== EXERCISE ==
From the listing below, extract every line in which the word "Figure" appears.

== DATA EXTRACT ==
++++++++

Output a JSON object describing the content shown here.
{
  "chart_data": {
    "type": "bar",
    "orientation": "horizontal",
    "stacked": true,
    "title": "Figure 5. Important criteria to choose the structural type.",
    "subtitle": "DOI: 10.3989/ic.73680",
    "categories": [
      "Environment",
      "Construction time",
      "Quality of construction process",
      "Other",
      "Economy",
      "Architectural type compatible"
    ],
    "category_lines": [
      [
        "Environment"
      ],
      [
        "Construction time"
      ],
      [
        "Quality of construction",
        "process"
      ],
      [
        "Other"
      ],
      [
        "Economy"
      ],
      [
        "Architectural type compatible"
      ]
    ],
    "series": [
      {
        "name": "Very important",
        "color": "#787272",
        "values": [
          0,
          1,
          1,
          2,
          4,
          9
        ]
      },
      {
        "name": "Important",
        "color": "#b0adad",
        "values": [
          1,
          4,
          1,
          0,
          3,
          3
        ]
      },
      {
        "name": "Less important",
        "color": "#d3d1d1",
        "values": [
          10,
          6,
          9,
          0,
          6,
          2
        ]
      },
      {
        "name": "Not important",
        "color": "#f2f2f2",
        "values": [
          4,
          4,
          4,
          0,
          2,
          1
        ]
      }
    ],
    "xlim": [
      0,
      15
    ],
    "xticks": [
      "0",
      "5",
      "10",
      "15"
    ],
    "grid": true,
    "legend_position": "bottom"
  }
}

++++++++

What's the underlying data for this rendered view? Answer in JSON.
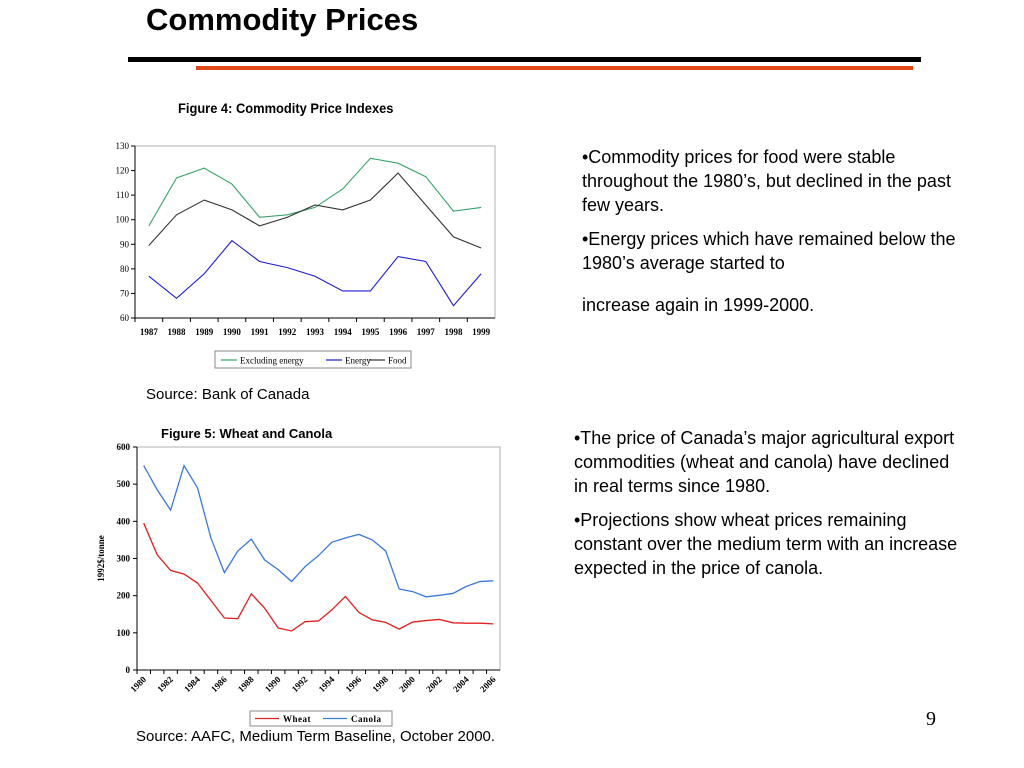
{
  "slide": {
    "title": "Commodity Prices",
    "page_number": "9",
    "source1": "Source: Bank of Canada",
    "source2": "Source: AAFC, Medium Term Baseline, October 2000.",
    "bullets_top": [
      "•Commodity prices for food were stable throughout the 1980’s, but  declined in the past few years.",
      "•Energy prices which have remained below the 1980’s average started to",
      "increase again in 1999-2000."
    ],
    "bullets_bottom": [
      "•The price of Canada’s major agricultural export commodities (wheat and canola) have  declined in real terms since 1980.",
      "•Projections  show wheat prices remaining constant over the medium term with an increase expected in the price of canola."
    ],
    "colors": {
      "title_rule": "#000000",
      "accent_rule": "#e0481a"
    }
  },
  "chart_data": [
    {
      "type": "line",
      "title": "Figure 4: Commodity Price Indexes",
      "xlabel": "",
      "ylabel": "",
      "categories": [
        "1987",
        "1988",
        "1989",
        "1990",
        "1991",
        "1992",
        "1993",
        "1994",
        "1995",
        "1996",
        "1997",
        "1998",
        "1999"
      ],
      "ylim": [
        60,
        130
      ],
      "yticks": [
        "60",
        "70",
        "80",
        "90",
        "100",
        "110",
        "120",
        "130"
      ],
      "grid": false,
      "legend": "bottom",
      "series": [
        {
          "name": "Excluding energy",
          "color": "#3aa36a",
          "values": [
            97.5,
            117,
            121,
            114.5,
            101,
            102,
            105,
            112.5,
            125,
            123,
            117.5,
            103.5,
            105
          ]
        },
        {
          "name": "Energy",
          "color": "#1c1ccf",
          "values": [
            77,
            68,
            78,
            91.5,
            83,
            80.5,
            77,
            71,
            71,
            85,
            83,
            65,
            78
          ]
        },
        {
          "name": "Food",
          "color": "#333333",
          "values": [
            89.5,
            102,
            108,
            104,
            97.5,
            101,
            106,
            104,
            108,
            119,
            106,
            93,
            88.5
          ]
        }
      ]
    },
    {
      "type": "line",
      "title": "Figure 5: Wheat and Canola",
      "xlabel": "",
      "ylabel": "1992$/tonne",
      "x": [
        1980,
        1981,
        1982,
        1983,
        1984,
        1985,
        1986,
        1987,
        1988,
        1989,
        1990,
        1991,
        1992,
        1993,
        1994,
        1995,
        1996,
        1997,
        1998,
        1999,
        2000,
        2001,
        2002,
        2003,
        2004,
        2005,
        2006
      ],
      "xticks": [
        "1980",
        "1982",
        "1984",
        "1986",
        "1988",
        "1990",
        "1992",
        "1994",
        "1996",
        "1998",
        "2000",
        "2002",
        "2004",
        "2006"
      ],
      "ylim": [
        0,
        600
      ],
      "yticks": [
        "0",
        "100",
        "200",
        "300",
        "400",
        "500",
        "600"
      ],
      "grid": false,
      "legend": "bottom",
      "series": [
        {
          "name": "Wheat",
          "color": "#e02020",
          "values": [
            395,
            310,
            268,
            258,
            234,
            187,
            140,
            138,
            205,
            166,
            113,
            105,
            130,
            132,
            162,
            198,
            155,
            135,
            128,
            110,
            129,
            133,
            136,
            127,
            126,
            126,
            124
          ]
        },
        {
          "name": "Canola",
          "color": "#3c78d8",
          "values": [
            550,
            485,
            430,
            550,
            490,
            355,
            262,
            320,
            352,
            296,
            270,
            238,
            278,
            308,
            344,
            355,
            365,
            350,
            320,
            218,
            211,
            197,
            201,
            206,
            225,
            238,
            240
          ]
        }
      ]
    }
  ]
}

++++++++

== FINISHED ANSWER ==
    "title": "Figure 5. Important criteria to choose the structural type.",
      "title": "Figure 4: Commodity Price Indexes",
      "title": "Figure 5: Wheat and Canola",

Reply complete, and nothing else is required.